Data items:
- - - -

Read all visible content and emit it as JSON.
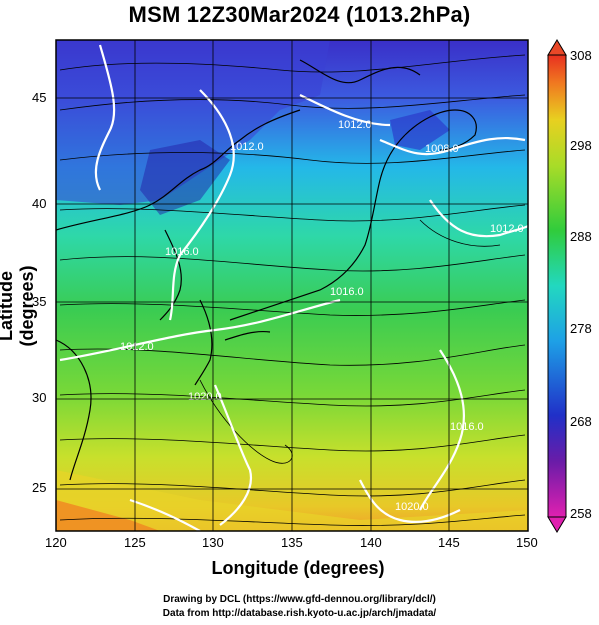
{
  "title": "MSM 12Z30Mar2024 (1013.2hPa)",
  "axes": {
    "xlabel": "Longitude (degrees)",
    "ylabel": "Latitude  (degrees)",
    "xticks": [
      "120",
      "125",
      "130",
      "135",
      "140",
      "145",
      "150"
    ],
    "yticks": [
      "25",
      "30",
      "35",
      "40",
      "45"
    ],
    "xrange": [
      120,
      150
    ],
    "yrange": [
      22.4,
      47.6
    ]
  },
  "colorbar": {
    "ticks": [
      "258",
      "268",
      "278",
      "288",
      "298",
      "308"
    ],
    "range": [
      258,
      308
    ]
  },
  "contours": [
    "1012.0",
    "1008.0",
    "1012.0",
    "1016.0",
    "1020.0",
    "1016.0",
    "1016.0",
    "1012.0",
    "1012.0",
    "1020.0"
  ],
  "credits": {
    "line1": "Drawing by DCL (https://www.gfd-dennou.org/library/dcl/)",
    "line2": "Data from http://database.rish.kyoto-u.ac.jp/arch/jmadata/"
  },
  "colors": {
    "cold": "#2b2bd6",
    "cool": "#20c8e0",
    "mild": "#3ccc3c",
    "warm": "#e8e020",
    "hot": "#f08020"
  }
}
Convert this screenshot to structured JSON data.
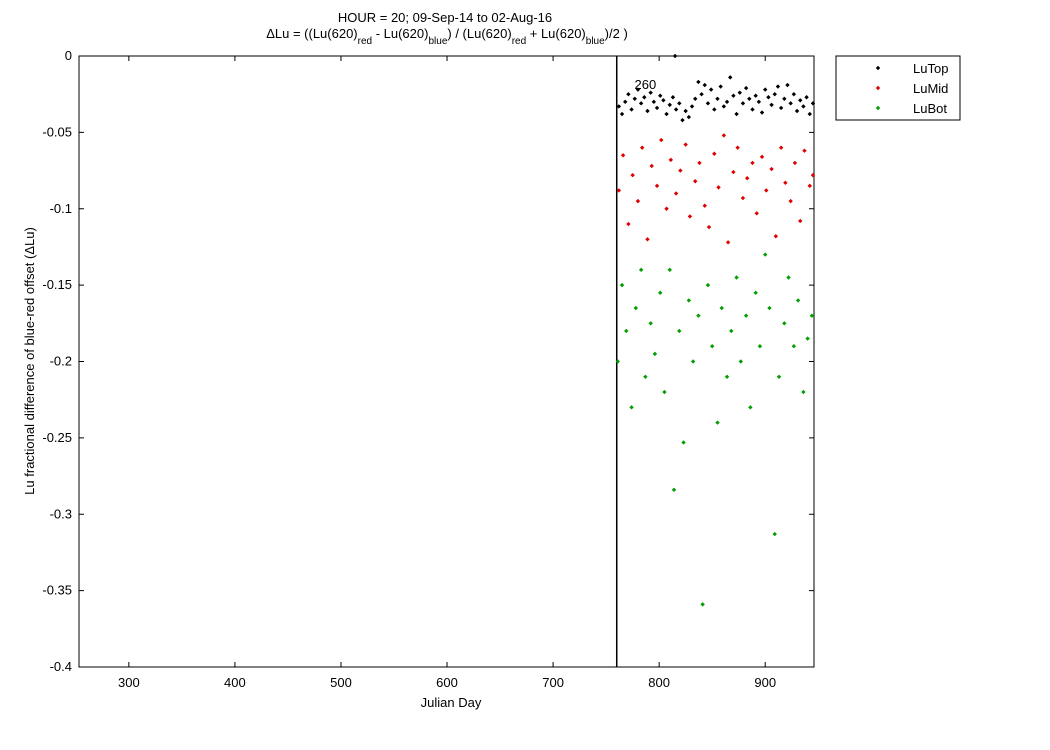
{
  "chart_data": {
    "type": "scatter",
    "title": "HOUR = 20; 09-Sep-14 to 02-Aug-16",
    "subtitle": [
      "ΔLu = ((Lu(620)",
      "red",
      " - Lu(620)",
      "blue",
      ") / (Lu(620)",
      "red",
      " + Lu(620)",
      "blue",
      ")/2  )"
    ],
    "x_label": "Julian Day",
    "y_label": "Lu fractional difference of blue-red offset (ΔLu)",
    "xlim": [
      253,
      946
    ],
    "ylim": [
      -0.4,
      0
    ],
    "xticks": [
      300,
      400,
      500,
      600,
      700,
      800,
      900
    ],
    "yticks": [
      0,
      -0.05,
      -0.1,
      -0.15,
      -0.2,
      -0.25,
      -0.3,
      -0.35,
      -0.4
    ],
    "vlines": [
      760
    ],
    "annotations": [
      {
        "text": "260",
        "x": 787,
        "y": -0.019
      }
    ],
    "legend": "outside-top-right",
    "series": [
      {
        "name": "LuTop",
        "color": "#000000",
        "x": [
          762,
          765,
          768,
          771,
          774,
          777,
          780,
          783,
          786,
          789,
          792,
          795,
          798,
          801,
          804,
          807,
          810,
          813,
          816,
          819,
          822,
          825,
          828,
          831,
          834,
          837,
          840,
          843,
          846,
          849,
          852,
          855,
          858,
          861,
          864,
          867,
          870,
          873,
          876,
          879,
          882,
          885,
          888,
          891,
          894,
          897,
          900,
          903,
          906,
          909,
          912,
          915,
          918,
          921,
          924,
          927,
          930,
          933,
          936,
          939,
          942,
          945,
          815
        ],
        "values": [
          -0.033,
          -0.038,
          -0.03,
          -0.025,
          -0.035,
          -0.028,
          -0.022,
          -0.031,
          -0.027,
          -0.036,
          -0.024,
          -0.03,
          -0.034,
          -0.026,
          -0.029,
          -0.038,
          -0.032,
          -0.027,
          -0.035,
          -0.031,
          -0.042,
          -0.036,
          -0.04,
          -0.033,
          -0.028,
          -0.017,
          -0.025,
          -0.019,
          -0.031,
          -0.022,
          -0.035,
          -0.028,
          -0.02,
          -0.033,
          -0.03,
          -0.014,
          -0.026,
          -0.038,
          -0.024,
          -0.031,
          -0.021,
          -0.028,
          -0.035,
          -0.026,
          -0.03,
          -0.037,
          -0.022,
          -0.027,
          -0.032,
          -0.025,
          -0.02,
          -0.034,
          -0.028,
          -0.019,
          -0.031,
          -0.025,
          -0.036,
          -0.029,
          -0.033,
          -0.027,
          -0.038,
          -0.031,
          0
        ]
      },
      {
        "name": "LuMid",
        "color": "#e00000",
        "x": [
          762,
          766,
          771,
          775,
          780,
          784,
          789,
          793,
          798,
          802,
          807,
          811,
          816,
          820,
          825,
          829,
          834,
          838,
          843,
          847,
          852,
          856,
          861,
          865,
          870,
          874,
          879,
          883,
          888,
          892,
          897,
          901,
          906,
          910,
          915,
          919,
          924,
          928,
          933,
          937,
          942,
          945
        ],
        "values": [
          -0.088,
          -0.065,
          -0.11,
          -0.078,
          -0.095,
          -0.06,
          -0.12,
          -0.072,
          -0.085,
          -0.055,
          -0.1,
          -0.068,
          -0.09,
          -0.075,
          -0.058,
          -0.105,
          -0.082,
          -0.07,
          -0.098,
          -0.112,
          -0.064,
          -0.086,
          -0.052,
          -0.122,
          -0.076,
          -0.06,
          -0.093,
          -0.08,
          -0.07,
          -0.103,
          -0.066,
          -0.088,
          -0.074,
          -0.118,
          -0.06,
          -0.083,
          -0.095,
          -0.07,
          -0.108,
          -0.062,
          -0.085,
          -0.078
        ]
      },
      {
        "name": "LuBot",
        "color": "#00a000",
        "x": [
          761,
          765,
          769,
          774,
          778,
          783,
          787,
          792,
          796,
          801,
          805,
          810,
          814,
          819,
          823,
          828,
          832,
          837,
          841,
          846,
          850,
          855,
          859,
          864,
          868,
          873,
          877,
          882,
          886,
          891,
          895,
          900,
          904,
          909,
          913,
          918,
          922,
          927,
          931,
          936,
          940,
          944
        ],
        "values": [
          -0.2,
          -0.15,
          -0.18,
          -0.23,
          -0.165,
          -0.14,
          -0.21,
          -0.175,
          -0.195,
          -0.155,
          -0.22,
          -0.14,
          -0.284,
          -0.18,
          -0.253,
          -0.16,
          -0.2,
          -0.17,
          -0.359,
          -0.15,
          -0.19,
          -0.24,
          -0.165,
          -0.21,
          -0.18,
          -0.145,
          -0.2,
          -0.17,
          -0.23,
          -0.155,
          -0.19,
          -0.13,
          -0.165,
          -0.313,
          -0.21,
          -0.175,
          -0.145,
          -0.19,
          -0.16,
          -0.22,
          -0.185,
          -0.17
        ]
      }
    ]
  }
}
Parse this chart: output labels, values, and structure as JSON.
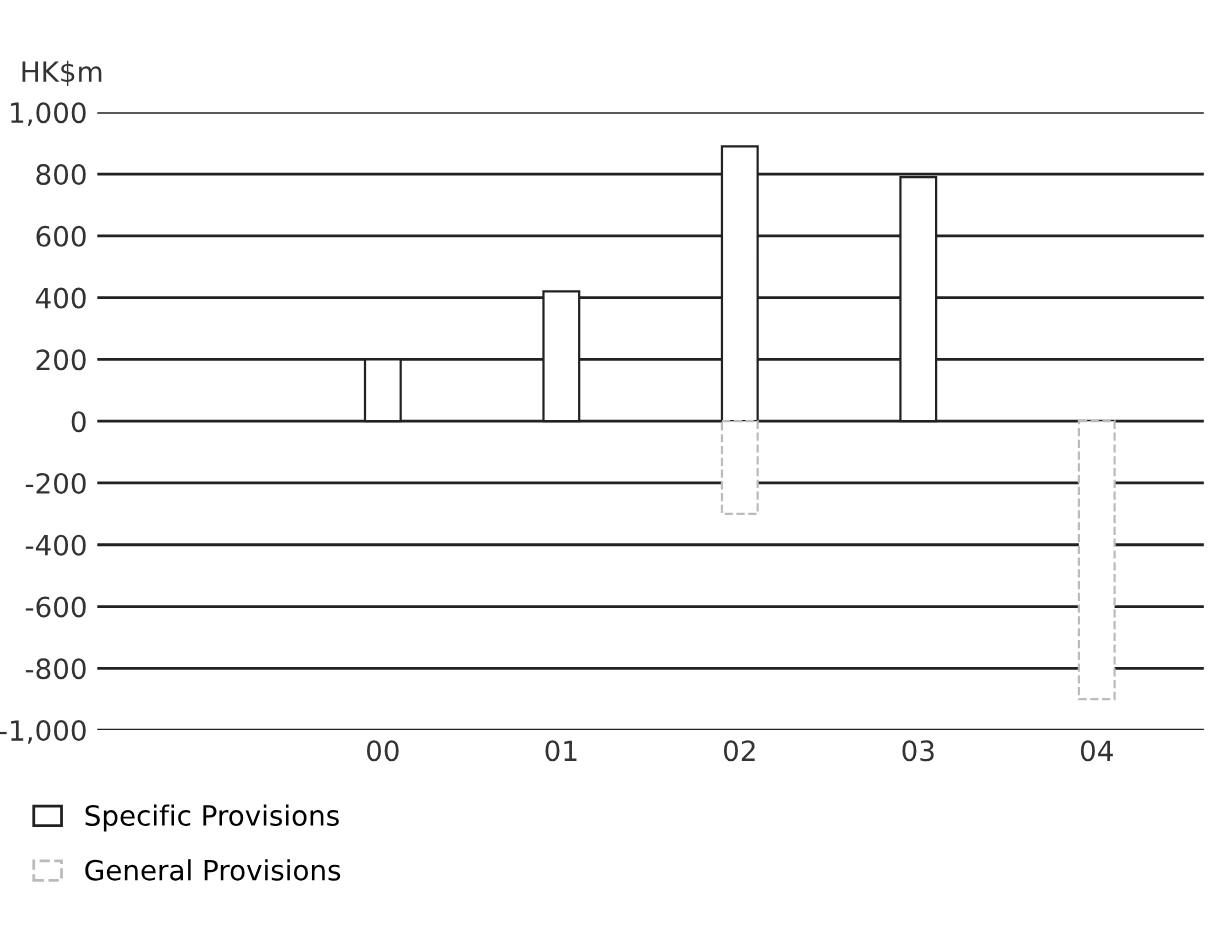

- - - -

DIRECTION:
Print every entry exactly as written, without the pictures.

RESPONSE BELOW:
Read all visible content and emit it as JSON.
{
  "title": "MSM 12Z30Mar2024 (1013.2hPa)",
  "axes": {
    "xlabel": "Longitude (degrees)",
    "ylabel": "Latitude  (degrees)",
    "xticks": [
      "120",
      "125",
      "130",
      "135",
      "140",
      "145",
      "150"
    ],
    "yticks": [
      "25",
      "30",
      "35",
      "40",
      "45"
    ],
    "xrange": [
      120,
      150
    ],
    "yrange": [
      22.4,
      47.6
    ]
  },
  "colorbar": {
    "ticks": [
      "258",
      "268",
      "278",
      "288",
      "298",
      "308"
    ],
    "range": [
      258,
      308
    ]
  },
  "contours": [
    "1012.0",
    "1008.0",
    "1012.0",
    "1016.0",
    "1020.0",
    "1016.0",
    "1016.0",
    "1012.0",
    "1012.0",
    "1020.0"
  ],
  "credits": {
    "line1": "Drawing by DCL (https://www.gfd-dennou.org/library/dcl/)",
    "line2": "Data from http://database.rish.kyoto-u.ac.jp/arch/jmadata/"
  },
  "colors": {
    "cold": "#2b2bd6",
    "cool": "#20c8e0",
    "mild": "#3ccc3c",
    "warm": "#e8e020",
    "hot": "#f08020"
  }
}
Convert this screenshot to structured JSON data.
{
  "chart_data": {
    "type": "scatter",
    "title": "HOUR = 20; 09-Sep-14 to 02-Aug-16",
    "subtitle": [
      "ΔLu = ((Lu(620)",
      "red",
      " - Lu(620)",
      "blue",
      ") / (Lu(620)",
      "red",
      " + Lu(620)",
      "blue",
      ")/2  )"
    ],
    "x_label": "Julian Day",
    "y_label": "Lu fractional difference of blue-red offset (ΔLu)",
    "xlim": [
      253,
      946
    ],
    "ylim": [
      -0.4,
      0
    ],
    "xticks": [
      300,
      400,
      500,
      600,
      700,
      800,
      900
    ],
    "yticks": [
      0,
      -0.05,
      -0.1,
      -0.15,
      -0.2,
      -0.25,
      -0.3,
      -0.35,
      -0.4
    ],
    "vlines": [
      760
    ],
    "annotations": [
      {
        "text": "260",
        "x": 787,
        "y": -0.019
      }
    ],
    "legend": "outside-top-right",
    "series": [
      {
        "name": "LuTop",
        "color": "#000000",
        "x": [
          762,
          765,
          768,
          771,
          774,
          777,
          780,
          783,
          786,
          789,
          792,
          795,
          798,
          801,
          804,
          807,
          810,
          813,
          816,
          819,
          822,
          825,
          828,
          831,
          834,
          837,
          840,
          843,
          846,
          849,
          852,
          855,
          858,
          861,
          864,
          867,
          870,
          873,
          876,
          879,
          882,
          885,
          888,
          891,
          894,
          897,
          900,
          903,
          906,
          909,
          912,
          915,
          918,
          921,
          924,
          927,
          930,
          933,
          936,
          939,
          942,
          945,
          815
        ],
        "values": [
          -0.033,
          -0.038,
          -0.03,
          -0.025,
          -0.035,
          -0.028,
          -0.022,
          -0.031,
          -0.027,
          -0.036,
          -0.024,
          -0.03,
          -0.034,
          -0.026,
          -0.029,
          -0.038,
          -0.032,
          -0.027,
          -0.035,
          -0.031,
          -0.042,
          -0.036,
          -0.04,
          -0.033,
          -0.028,
          -0.017,
          -0.025,
          -0.019,
          -0.031,
          -0.022,
          -0.035,
          -0.028,
          -0.02,
          -0.033,
          -0.03,
          -0.014,
          -0.026,
          -0.038,
          -0.024,
          -0.031,
          -0.021,
          -0.028,
          -0.035,
          -0.026,
          -0.03,
          -0.037,
          -0.022,
          -0.027,
          -0.032,
          -0.025,
          -0.02,
          -0.034,
          -0.028,
          -0.019,
          -0.031,
          -0.025,
          -0.036,
          -0.029,
          -0.033,
          -0.027,
          -0.038,
          -0.031,
          0
        ]
      },
      {
        "name": "LuMid",
        "color": "#e00000",
        "x": [
          762,
          766,
          771,
          775,
          780,
          784,
          789,
          793,
          798,
          802,
          807,
          811,
          816,
          820,
          825,
          829,
          834,
          838,
          843,
          847,
          852,
          856,
          861,
          865,
          870,
          874,
          879,
          883,
          888,
          892,
          897,
          901,
          906,
          910,
          915,
          919,
          924,
          928,
          933,
          937,
          942,
          945
        ],
        "values": [
          -0.088,
          -0.065,
          -0.11,
          -0.078,
          -0.095,
          -0.06,
          -0.12,
          -0.072,
          -0.085,
          -0.055,
          -0.1,
          -0.068,
          -0.09,
          -0.075,
          -0.058,
          -0.105,
          -0.082,
          -0.07,
          -0.098,
          -0.112,
          -0.064,
          -0.086,
          -0.052,
          -0.122,
          -0.076,
          -0.06,
          -0.093,
          -0.08,
          -0.07,
          -0.103,
          -0.066,
          -0.088,
          -0.074,
          -0.118,
          -0.06,
          -0.083,
          -0.095,
          -0.07,
          -0.108,
          -0.062,
          -0.085,
          -0.078
        ]
      },
      {
        "name": "LuBot",
        "color": "#00a000",
        "x": [
          761,
          765,
          769,
          774,
          778,
          783,
          787,
          792,
          796,
          801,
          805,
          810,
          814,
          819,
          823,
          828,
          832,
          837,
          841,
          846,
          850,
          855,
          859,
          864,
          868,
          873,
          877,
          882,
          886,
          891,
          895,
          900,
          904,
          909,
          913,
          918,
          922,
          927,
          931,
          936,
          940,
          944
        ],
        "values": [
          -0.2,
          -0.15,
          -0.18,
          -0.23,
          -0.165,
          -0.14,
          -0.21,
          -0.175,
          -0.195,
          -0.155,
          -0.22,
          -0.14,
          -0.284,
          -0.18,
          -0.253,
          -0.16,
          -0.2,
          -0.17,
          -0.359,
          -0.15,
          -0.19,
          -0.24,
          -0.165,
          -0.21,
          -0.18,
          -0.145,
          -0.2,
          -0.17,
          -0.23,
          -0.155,
          -0.19,
          -0.13,
          -0.165,
          -0.313,
          -0.21,
          -0.175,
          -0.145,
          -0.19,
          -0.16,
          -0.22,
          -0.185,
          -0.17
        ]
      }
    ]
  }
}
Parse this chart: output labels, values, and structure as JSON.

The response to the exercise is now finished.